→ **INSTRUCTION**: Report only the number of lines holding "this".

BEGIN

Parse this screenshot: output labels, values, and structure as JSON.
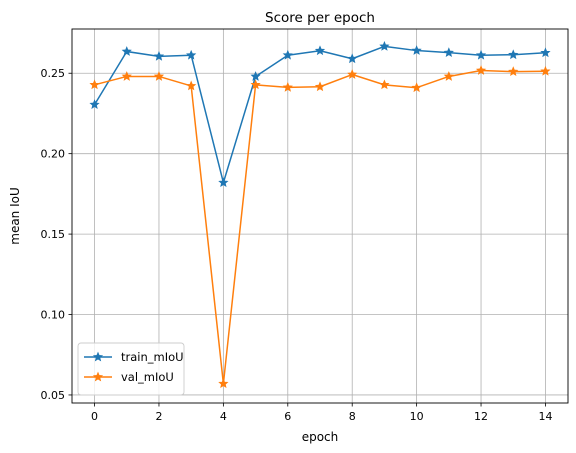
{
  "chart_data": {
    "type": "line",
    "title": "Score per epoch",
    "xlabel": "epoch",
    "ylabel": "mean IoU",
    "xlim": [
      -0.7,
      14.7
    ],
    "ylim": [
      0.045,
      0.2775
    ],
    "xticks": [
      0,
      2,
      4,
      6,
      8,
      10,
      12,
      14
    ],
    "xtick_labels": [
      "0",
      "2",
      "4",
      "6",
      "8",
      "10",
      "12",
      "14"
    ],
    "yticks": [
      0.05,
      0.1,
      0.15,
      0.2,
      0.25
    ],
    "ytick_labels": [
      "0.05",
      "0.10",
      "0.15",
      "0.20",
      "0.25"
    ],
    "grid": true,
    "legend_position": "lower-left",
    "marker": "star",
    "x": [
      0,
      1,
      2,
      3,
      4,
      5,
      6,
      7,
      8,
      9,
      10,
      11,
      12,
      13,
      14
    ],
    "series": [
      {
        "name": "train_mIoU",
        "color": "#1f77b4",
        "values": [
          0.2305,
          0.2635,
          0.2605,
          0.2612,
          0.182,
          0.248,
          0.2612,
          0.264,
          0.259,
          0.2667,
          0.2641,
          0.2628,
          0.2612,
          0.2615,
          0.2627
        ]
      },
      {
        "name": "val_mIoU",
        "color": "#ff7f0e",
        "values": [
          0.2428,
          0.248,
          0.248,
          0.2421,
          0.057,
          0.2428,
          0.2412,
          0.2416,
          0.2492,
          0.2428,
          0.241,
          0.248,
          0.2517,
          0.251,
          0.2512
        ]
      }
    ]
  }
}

END
BEGIN

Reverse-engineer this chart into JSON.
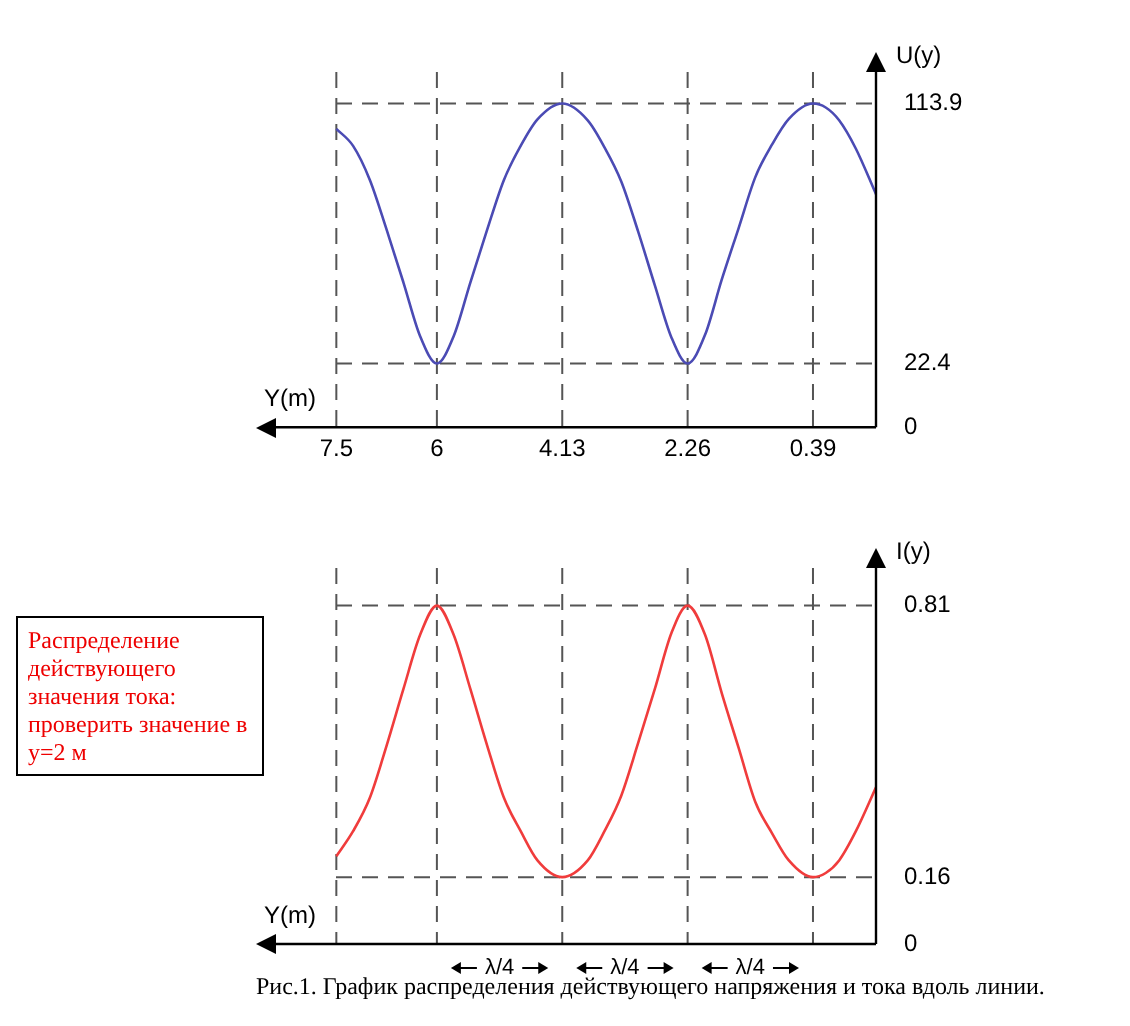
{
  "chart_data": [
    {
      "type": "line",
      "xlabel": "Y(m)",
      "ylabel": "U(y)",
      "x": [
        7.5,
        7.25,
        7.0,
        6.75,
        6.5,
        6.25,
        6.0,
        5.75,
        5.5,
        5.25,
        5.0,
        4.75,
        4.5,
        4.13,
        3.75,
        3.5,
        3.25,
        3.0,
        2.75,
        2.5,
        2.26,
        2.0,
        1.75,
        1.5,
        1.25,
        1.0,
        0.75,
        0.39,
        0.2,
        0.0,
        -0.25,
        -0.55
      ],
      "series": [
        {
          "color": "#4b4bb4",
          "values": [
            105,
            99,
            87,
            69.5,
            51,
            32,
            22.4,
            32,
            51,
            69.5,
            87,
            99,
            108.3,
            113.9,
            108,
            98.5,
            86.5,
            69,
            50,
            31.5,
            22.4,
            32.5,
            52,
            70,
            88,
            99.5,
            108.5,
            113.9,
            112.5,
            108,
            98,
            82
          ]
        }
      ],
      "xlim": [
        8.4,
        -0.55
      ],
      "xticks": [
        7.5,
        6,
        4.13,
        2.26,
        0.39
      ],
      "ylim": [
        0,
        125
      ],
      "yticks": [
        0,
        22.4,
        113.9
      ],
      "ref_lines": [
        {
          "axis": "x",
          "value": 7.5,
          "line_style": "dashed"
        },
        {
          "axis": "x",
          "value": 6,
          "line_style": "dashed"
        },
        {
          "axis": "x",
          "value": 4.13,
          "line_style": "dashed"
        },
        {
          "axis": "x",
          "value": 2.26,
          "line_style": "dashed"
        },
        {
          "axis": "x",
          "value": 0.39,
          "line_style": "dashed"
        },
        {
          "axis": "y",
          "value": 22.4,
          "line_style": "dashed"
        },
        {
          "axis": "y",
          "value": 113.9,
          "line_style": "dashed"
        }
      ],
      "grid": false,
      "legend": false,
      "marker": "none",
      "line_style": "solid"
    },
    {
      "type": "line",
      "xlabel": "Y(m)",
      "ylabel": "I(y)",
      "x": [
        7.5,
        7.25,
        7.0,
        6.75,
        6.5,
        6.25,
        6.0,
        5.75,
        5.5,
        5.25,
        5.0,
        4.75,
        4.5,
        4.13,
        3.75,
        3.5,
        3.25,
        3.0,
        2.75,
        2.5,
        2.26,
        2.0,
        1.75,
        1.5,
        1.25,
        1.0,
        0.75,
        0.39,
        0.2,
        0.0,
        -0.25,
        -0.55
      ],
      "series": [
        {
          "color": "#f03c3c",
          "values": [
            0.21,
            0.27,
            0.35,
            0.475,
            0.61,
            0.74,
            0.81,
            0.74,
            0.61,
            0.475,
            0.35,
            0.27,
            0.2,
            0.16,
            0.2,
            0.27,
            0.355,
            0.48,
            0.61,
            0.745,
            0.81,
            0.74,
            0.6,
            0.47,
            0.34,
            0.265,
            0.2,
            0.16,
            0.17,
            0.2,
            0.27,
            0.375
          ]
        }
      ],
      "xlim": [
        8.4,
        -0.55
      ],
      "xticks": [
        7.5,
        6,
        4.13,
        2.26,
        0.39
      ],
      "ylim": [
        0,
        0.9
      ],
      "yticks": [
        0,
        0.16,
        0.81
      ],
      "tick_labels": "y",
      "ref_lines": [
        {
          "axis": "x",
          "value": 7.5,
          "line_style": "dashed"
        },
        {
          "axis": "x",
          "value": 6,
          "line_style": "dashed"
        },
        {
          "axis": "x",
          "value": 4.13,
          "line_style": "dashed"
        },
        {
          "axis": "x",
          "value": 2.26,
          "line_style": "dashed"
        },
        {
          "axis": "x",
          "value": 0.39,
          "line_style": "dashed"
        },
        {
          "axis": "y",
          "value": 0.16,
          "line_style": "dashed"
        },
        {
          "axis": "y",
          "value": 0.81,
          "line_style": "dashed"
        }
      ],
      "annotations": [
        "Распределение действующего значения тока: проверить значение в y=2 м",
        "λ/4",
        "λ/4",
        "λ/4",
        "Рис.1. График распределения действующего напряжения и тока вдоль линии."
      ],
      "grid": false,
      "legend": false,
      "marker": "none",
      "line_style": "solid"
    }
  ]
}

END

→ **OUTPUT OF THE TASK**: 2